Select the lines that contain "very" and copy each of them.

Data for the task.
____

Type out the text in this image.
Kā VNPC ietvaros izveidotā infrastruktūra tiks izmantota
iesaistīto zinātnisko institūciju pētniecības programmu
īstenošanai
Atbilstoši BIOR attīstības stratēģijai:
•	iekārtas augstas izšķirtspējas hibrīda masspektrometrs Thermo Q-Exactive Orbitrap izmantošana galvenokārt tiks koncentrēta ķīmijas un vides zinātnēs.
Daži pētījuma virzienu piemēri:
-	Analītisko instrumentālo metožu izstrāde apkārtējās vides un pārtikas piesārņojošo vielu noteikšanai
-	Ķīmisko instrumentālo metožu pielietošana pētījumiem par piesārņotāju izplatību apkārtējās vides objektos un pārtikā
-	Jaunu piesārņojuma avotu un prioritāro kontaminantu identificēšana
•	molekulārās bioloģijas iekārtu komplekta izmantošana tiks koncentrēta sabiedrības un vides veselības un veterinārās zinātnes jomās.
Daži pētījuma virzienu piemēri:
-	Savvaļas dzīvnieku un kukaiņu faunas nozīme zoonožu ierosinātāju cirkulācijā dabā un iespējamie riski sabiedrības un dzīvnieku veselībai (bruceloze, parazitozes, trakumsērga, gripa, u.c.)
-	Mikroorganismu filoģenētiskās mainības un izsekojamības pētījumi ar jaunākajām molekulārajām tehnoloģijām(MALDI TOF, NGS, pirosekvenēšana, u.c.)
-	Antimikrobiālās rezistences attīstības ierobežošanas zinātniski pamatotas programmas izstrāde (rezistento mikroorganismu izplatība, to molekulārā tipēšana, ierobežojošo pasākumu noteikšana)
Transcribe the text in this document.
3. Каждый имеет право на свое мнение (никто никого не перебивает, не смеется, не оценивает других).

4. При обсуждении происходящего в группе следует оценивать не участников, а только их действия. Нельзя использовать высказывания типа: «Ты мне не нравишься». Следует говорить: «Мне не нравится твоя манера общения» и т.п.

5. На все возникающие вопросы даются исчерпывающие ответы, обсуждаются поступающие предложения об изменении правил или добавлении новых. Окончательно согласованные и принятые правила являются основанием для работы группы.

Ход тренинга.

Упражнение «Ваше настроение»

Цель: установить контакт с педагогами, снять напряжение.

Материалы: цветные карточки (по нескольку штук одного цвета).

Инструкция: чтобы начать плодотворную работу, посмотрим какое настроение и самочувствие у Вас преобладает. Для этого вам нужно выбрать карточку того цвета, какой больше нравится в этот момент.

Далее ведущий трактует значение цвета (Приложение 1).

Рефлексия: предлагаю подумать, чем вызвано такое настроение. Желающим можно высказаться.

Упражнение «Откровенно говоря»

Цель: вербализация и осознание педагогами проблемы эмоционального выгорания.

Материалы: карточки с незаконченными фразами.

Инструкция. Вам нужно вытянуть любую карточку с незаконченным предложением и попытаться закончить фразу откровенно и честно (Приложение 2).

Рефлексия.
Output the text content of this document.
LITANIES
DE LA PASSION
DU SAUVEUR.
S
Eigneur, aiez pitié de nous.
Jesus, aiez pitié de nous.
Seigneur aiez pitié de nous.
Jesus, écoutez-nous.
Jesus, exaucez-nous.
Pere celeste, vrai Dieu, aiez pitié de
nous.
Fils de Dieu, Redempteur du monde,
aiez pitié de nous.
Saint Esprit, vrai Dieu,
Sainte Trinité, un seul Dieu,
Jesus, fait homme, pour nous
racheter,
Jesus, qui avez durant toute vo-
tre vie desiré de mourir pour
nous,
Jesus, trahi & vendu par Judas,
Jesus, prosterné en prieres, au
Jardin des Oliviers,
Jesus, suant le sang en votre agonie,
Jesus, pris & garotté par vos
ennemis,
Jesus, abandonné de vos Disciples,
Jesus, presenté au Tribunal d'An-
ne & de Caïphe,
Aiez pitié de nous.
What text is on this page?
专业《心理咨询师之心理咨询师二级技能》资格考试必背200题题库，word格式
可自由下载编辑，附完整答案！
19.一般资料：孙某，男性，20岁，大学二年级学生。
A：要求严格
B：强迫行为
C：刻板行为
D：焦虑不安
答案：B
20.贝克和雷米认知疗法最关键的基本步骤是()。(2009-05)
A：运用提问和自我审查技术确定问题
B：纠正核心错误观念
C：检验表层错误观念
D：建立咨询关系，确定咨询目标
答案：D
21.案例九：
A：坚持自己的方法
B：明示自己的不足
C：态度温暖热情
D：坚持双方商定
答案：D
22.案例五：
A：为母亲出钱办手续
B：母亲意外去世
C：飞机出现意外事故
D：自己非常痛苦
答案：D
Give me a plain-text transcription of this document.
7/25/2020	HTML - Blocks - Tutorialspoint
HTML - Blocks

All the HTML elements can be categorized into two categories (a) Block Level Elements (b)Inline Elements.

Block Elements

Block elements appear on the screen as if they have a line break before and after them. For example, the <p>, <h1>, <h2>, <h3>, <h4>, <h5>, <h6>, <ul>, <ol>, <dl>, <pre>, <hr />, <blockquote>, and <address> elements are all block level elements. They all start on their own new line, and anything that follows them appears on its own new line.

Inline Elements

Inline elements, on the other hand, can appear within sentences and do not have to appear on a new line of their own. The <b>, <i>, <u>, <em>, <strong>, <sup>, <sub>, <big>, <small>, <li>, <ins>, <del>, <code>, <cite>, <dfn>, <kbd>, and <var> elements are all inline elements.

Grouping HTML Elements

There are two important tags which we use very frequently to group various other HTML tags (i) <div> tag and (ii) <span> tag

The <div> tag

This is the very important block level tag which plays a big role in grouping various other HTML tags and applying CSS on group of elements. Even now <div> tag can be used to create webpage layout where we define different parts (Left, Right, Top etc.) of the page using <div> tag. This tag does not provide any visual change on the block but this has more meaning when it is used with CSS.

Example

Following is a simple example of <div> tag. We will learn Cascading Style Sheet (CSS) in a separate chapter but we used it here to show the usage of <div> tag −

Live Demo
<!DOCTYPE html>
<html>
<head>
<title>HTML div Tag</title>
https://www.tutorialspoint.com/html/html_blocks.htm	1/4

____

Task result.
There are two important tags which we use very frequently to group various other HTML tags (i) <div> tag and (ii) <span> tag
This is the very important block level tag which plays a big role in grouping various other HTML tags and applying CSS on group of elements. Even now <div> tag can be used to create webpage layout where we define different parts (Left, Right, Top etc.) of the page using <div> tag. This tag does not provide any visual change on the block but this has more meaning when it is used with CSS.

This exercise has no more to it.